> _Problem to solve_: Write out the listing below in full and exactly, leaving out every picture.

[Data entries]
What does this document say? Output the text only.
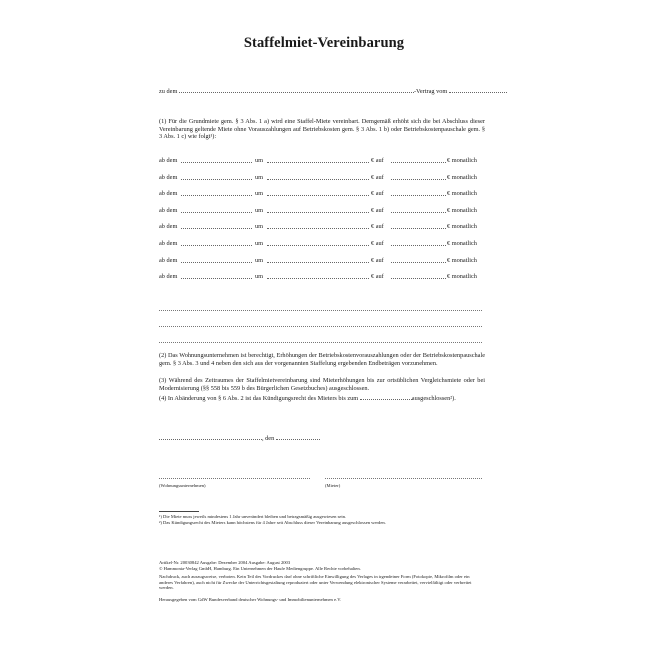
Staffelmiet-Vereinbarung
zu dem	-Vertrag vom
(1) Für die Grundmiete gem. § 3 Abs. 1 a) wird eine Staffel-Miete vereinbart. Demgemäß erhöht sich die bei Abschluss dieser Vereinbarung geltende Miete ohne Vorauszahlungen auf Betriebskosten gem. § 3 Abs. 1 b) oder Betriebskostenpauschale gem. § 3 Abs. 1 c) wie folgt¹):
ab dem	um	€ auf	€ monatlich
ab dem	um	€ auf	€ monatlich
ab dem	um	€ auf	€ monatlich
ab dem	um	€ auf	€ monatlich
ab dem	um	€ auf	€ monatlich
ab dem	um	€ auf	€ monatlich
ab dem	um	€ auf	€ monatlich
ab dem	um	€ auf	€ monatlich
(2) Das Wohnungsunternehmen ist berechtigt, Erhöhungen der Betriebskostenvorauszahlungen oder der Betriebskostenpauschale gem. § 3 Abs. 3 und 4 neben den sich aus der vorgenannten Staffelung ergebenden Endbeträgen vorzunehmen.
(3) Während des Zeitraumes der Staffelmietvereinbarung sind Mieterhöhungen bis zur ortsüblichen Vergleichsmiete oder bei Modernisierung (§§ 558 bis 559 b des Bürgerlichen Gesetzbuches) ausgeschlossen.
(4) In Abänderung von § 6 Abs. 2 ist das Kündigungsrecht des Mieters bis zum	ausgeschlossen²).
, den
(Wohnungsunternehmen)	(Mieter)
¹) Die Miete muss jeweils mindestens 1 Jahr unverändert bleiben und betragsmäßig ausgewiesen sein.
²) Das Kündigungsrecht des Mieters kann höchstens für 4 Jahre seit Abschluss dieser Vereinbarung ausgeschlossen werden.
Artikel-Nr. 20030842 Ausgabe: Dezember 2004 Ausgabe: August 2003
© Hammonia-Verlag GmbH, Hamburg. Ein Unternehmen der Haufe Mediengruppe. Alle Rechte vorbehalten.
Nachdruck, auch auszugsweise, verboten. Kein Teil des Vordruckes darf ohne schriftliche Einwilligung des Verlages in irgendeiner Form (Fotokopie, Mikrofilm oder ein anderes Verfahren), auch nicht für Zwecke der Unterrichtsgestaltung reproduziert oder unter Verwendung elektronischer Systeme verarbeitet, vervielfältigt oder verbreitet werden.
Herausgegeben vom GdW Bundesverband deutscher Wohnungs- und Immobilienunternehmen e.V.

> _Answer to the exercise_:
What does this document say? Output the text only.
Staffelmiet-Vereinbarung
zu dem	-Vertrag vom
(1) Für die Grundmiete gem. § 3 Abs. 1 a) wird eine Staffel-Miete vereinbart. Demgemäß erhöht sich die bei Abschluss dieser Vereinbarung geltende Miete ohne Vorauszahlungen auf Betriebskosten gem. § 3 Abs. 1 b) oder Betriebskostenpauschale gem. § 3 Abs. 1 c) wie folgt¹):
ab dem	um	€ auf	€ monatlich
ab dem	um	€ auf	€ monatlich
ab dem	um	€ auf	€ monatlich
ab dem	um	€ auf	€ monatlich
ab dem	um	€ auf	€ monatlich
ab dem	um	€ auf	€ monatlich
ab dem	um	€ auf	€ monatlich
ab dem	um	€ auf	€ monatlich
(2) Das Wohnungsunternehmen ist berechtigt, Erhöhungen der Betriebskostenvorauszahlungen oder der Betriebskostenpauschale gem. § 3 Abs. 3 und 4 neben den sich aus der vorgenannten Staffelung ergebenden Endbeträgen vorzunehmen.
(3) Während des Zeitraumes der Staffelmietvereinbarung sind Mieterhöhungen bis zur ortsüblichen Vergleichsmiete oder bei Modernisierung (§§ 558 bis 559 b des Bürgerlichen Gesetzbuches) ausgeschlossen.
(4) In Abänderung von § 6 Abs. 2 ist das Kündigungsrecht des Mieters bis zum	ausgeschlossen²).
, den
(Wohnungsunternehmen)	(Mieter)
¹) Die Miete muss jeweils mindestens 1 Jahr unverändert bleiben und betragsmäßig ausgewiesen sein.
²) Das Kündigungsrecht des Mieters kann höchstens für 4 Jahre seit Abschluss dieser Vereinbarung ausgeschlossen werden.
Artikel-Nr. 20030842 Ausgabe: Dezember 2004 Ausgabe: August 2003
© Hammonia-Verlag GmbH, Hamburg. Ein Unternehmen der Haufe Mediengruppe. Alle Rechte vorbehalten.
Nachdruck, auch auszugsweise, verboten. Kein Teil des Vordruckes darf ohne schriftliche Einwilligung des Verlages in irgendeiner Form (Fotokopie, Mikrofilm oder ein anderes Verfahren), auch nicht für Zwecke der Unterrichtsgestaltung reproduziert oder unter Verwendung elektronischer Systeme verarbeitet, vervielfältigt oder verbreitet werden.
Herausgegeben vom GdW Bundesverband deutscher Wohnungs- und Immobilienunternehmen e.V.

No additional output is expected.